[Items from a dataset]

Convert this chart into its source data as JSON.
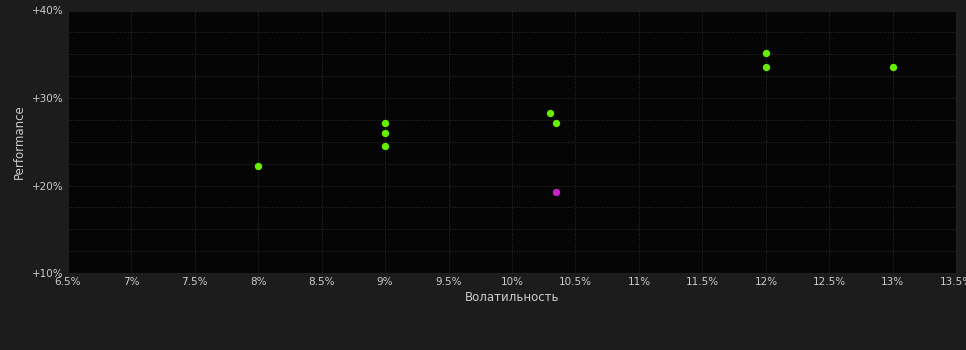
{
  "outer_bg_color": "#1c1c1c",
  "plot_bg_color": "#050505",
  "grid_color": "#2e2e2e",
  "grid_style": ":",
  "xlabel": "Волатильность",
  "ylabel": "Performance",
  "xlim": [
    0.065,
    0.135
  ],
  "ylim": [
    0.1,
    0.4
  ],
  "xticks": [
    0.065,
    0.07,
    0.075,
    0.08,
    0.085,
    0.09,
    0.095,
    0.1,
    0.105,
    0.11,
    0.115,
    0.12,
    0.125,
    0.13,
    0.135
  ],
  "yticks": [
    0.1,
    0.125,
    0.15,
    0.175,
    0.2,
    0.225,
    0.25,
    0.275,
    0.3,
    0.325,
    0.35,
    0.375,
    0.4
  ],
  "ytick_labels_show": [
    0.1,
    0.2,
    0.3,
    0.4
  ],
  "green_points": [
    [
      0.08,
      0.222
    ],
    [
      0.09,
      0.272
    ],
    [
      0.09,
      0.26
    ],
    [
      0.09,
      0.245
    ],
    [
      0.103,
      0.283
    ],
    [
      0.1035,
      0.272
    ],
    [
      0.12,
      0.352
    ],
    [
      0.12,
      0.336
    ],
    [
      0.13,
      0.336
    ]
  ],
  "magenta_points": [
    [
      0.1035,
      0.193
    ]
  ],
  "green_color": "#66ee00",
  "magenta_color": "#cc22cc",
  "marker_size": 28,
  "tick_color": "#cccccc",
  "label_color": "#cccccc",
  "tick_fontsize": 7.5,
  "label_fontsize": 8.5
}
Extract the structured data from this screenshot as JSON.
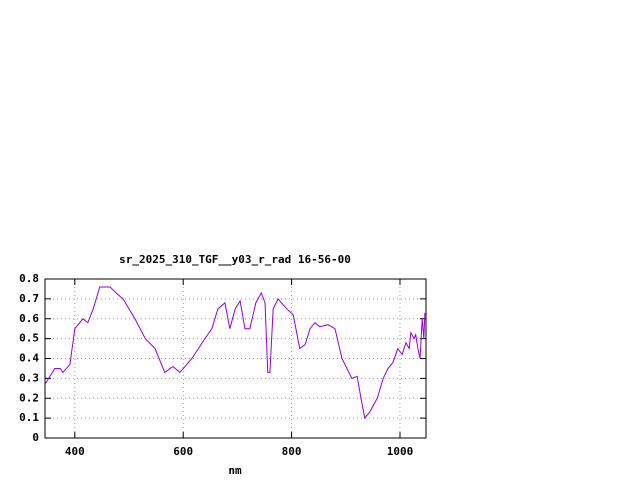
{
  "chart_data": {
    "type": "line",
    "title": "sr_2025_310_TGF__y03_r_rad 16-56-00",
    "x_label": "nm",
    "x": [
      345,
      363,
      373,
      378,
      391,
      400,
      415,
      424,
      434,
      446,
      465,
      480,
      489,
      511,
      530,
      548,
      566,
      581,
      594,
      616,
      640,
      653,
      664,
      677,
      686,
      696,
      705,
      714,
      723,
      734,
      744,
      751,
      756,
      760,
      766,
      775,
      791,
      803,
      815,
      825,
      834,
      843,
      852,
      867,
      880,
      893,
      902,
      911,
      921,
      928,
      935,
      944,
      958,
      969,
      978,
      987,
      996,
      1004,
      1011,
      1017,
      1020,
      1026,
      1029,
      1033,
      1037,
      1041,
      1044,
      1046
    ],
    "series": [
      {
        "name": "sr_2025_310_TGF__y03_r_rad 16-56-00",
        "color": "#9400d3",
        "values": [
          0.27,
          0.35,
          0.35,
          0.33,
          0.37,
          0.55,
          0.6,
          0.58,
          0.65,
          0.76,
          0.76,
          0.72,
          0.7,
          0.6,
          0.5,
          0.45,
          0.33,
          0.36,
          0.33,
          0.4,
          0.5,
          0.55,
          0.65,
          0.68,
          0.55,
          0.65,
          0.69,
          0.55,
          0.55,
          0.68,
          0.73,
          0.68,
          0.33,
          0.33,
          0.65,
          0.7,
          0.65,
          0.62,
          0.45,
          0.47,
          0.55,
          0.58,
          0.56,
          0.57,
          0.55,
          0.4,
          0.35,
          0.3,
          0.31,
          0.2,
          0.1,
          0.13,
          0.2,
          0.3,
          0.35,
          0.38,
          0.45,
          0.42,
          0.48,
          0.45,
          0.53,
          0.5,
          0.52,
          0.45,
          0.4,
          0.6,
          0.5,
          0.63
        ]
      }
    ],
    "xlim": [
      345,
      1048
    ],
    "xticks": [
      400,
      600,
      800,
      1000
    ],
    "ylim": [
      0,
      0.8
    ],
    "yticks": [
      0,
      0.1,
      0.2,
      0.3,
      0.4,
      0.5,
      0.6,
      0.7,
      0.8
    ],
    "grid": true
  }
}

(Objective): Every line above should be repeated exactly; pictures stay out of the copy.

(Solution):
Convert this chart into its source data as JSON.
{
  "outer_bg_color": "#1c1c1c",
  "plot_bg_color": "#050505",
  "grid_color": "#2e2e2e",
  "grid_style": ":",
  "xlabel": "Волатильность",
  "ylabel": "Performance",
  "xlim": [
    0.065,
    0.135
  ],
  "ylim": [
    0.1,
    0.4
  ],
  "xticks": [
    0.065,
    0.07,
    0.075,
    0.08,
    0.085,
    0.09,
    0.095,
    0.1,
    0.105,
    0.11,
    0.115,
    0.12,
    0.125,
    0.13,
    0.135
  ],
  "yticks": [
    0.1,
    0.125,
    0.15,
    0.175,
    0.2,
    0.225,
    0.25,
    0.275,
    0.3,
    0.325,
    0.35,
    0.375,
    0.4
  ],
  "ytick_labels_show": [
    0.1,
    0.2,
    0.3,
    0.4
  ],
  "green_points": [
    [
      0.08,
      0.222
    ],
    [
      0.09,
      0.272
    ],
    [
      0.09,
      0.26
    ],
    [
      0.09,
      0.245
    ],
    [
      0.103,
      0.283
    ],
    [
      0.1035,
      0.272
    ],
    [
      0.12,
      0.352
    ],
    [
      0.12,
      0.336
    ],
    [
      0.13,
      0.336
    ]
  ],
  "magenta_points": [
    [
      0.1035,
      0.193
    ]
  ],
  "green_color": "#66ee00",
  "magenta_color": "#cc22cc",
  "marker_size": 28,
  "tick_color": "#cccccc",
  "label_color": "#cccccc",
  "tick_fontsize": 7.5,
  "label_fontsize": 8.5
}
Extract the structured data from this screenshot as JSON.
{
  "chart_data": {
    "type": "line",
    "title": "sr_2025_310_TGF__y03_r_rad 16-56-00",
    "x_label": "nm",
    "x": [
      345,
      363,
      373,
      378,
      391,
      400,
      415,
      424,
      434,
      446,
      465,
      480,
      489,
      511,
      530,
      548,
      566,
      581,
      594,
      616,
      640,
      653,
      664,
      677,
      686,
      696,
      705,
      714,
      723,
      734,
      744,
      751,
      756,
      760,
      766,
      775,
      791,
      803,
      815,
      825,
      834,
      843,
      852,
      867,
      880,
      893,
      902,
      911,
      921,
      928,
      935,
      944,
      958,
      969,
      978,
      987,
      996,
      1004,
      1011,
      1017,
      1020,
      1026,
      1029,
      1033,
      1037,
      1041,
      1044,
      1046
    ],
    "series": [
      {
        "name": "sr_2025_310_TGF__y03_r_rad 16-56-00",
        "color": "#9400d3",
        "values": [
          0.27,
          0.35,
          0.35,
          0.33,
          0.37,
          0.55,
          0.6,
          0.58,
          0.65,
          0.76,
          0.76,
          0.72,
          0.7,
          0.6,
          0.5,
          0.45,
          0.33,
          0.36,
          0.33,
          0.4,
          0.5,
          0.55,
          0.65,
          0.68,
          0.55,
          0.65,
          0.69,
          0.55,
          0.55,
          0.68,
          0.73,
          0.68,
          0.33,
          0.33,
          0.65,
          0.7,
          0.65,
          0.62,
          0.45,
          0.47,
          0.55,
          0.58,
          0.56,
          0.57,
          0.55,
          0.4,
          0.35,
          0.3,
          0.31,
          0.2,
          0.1,
          0.13,
          0.2,
          0.3,
          0.35,
          0.38,
          0.45,
          0.42,
          0.48,
          0.45,
          0.53,
          0.5,
          0.52,
          0.45,
          0.4,
          0.6,
          0.5,
          0.63
        ]
      }
    ],
    "xlim": [
      345,
      1048
    ],
    "xticks": [
      400,
      600,
      800,
      1000
    ],
    "ylim": [
      0,
      0.8
    ],
    "yticks": [
      0,
      0.1,
      0.2,
      0.3,
      0.4,
      0.5,
      0.6,
      0.7,
      0.8
    ],
    "grid": true
  }
}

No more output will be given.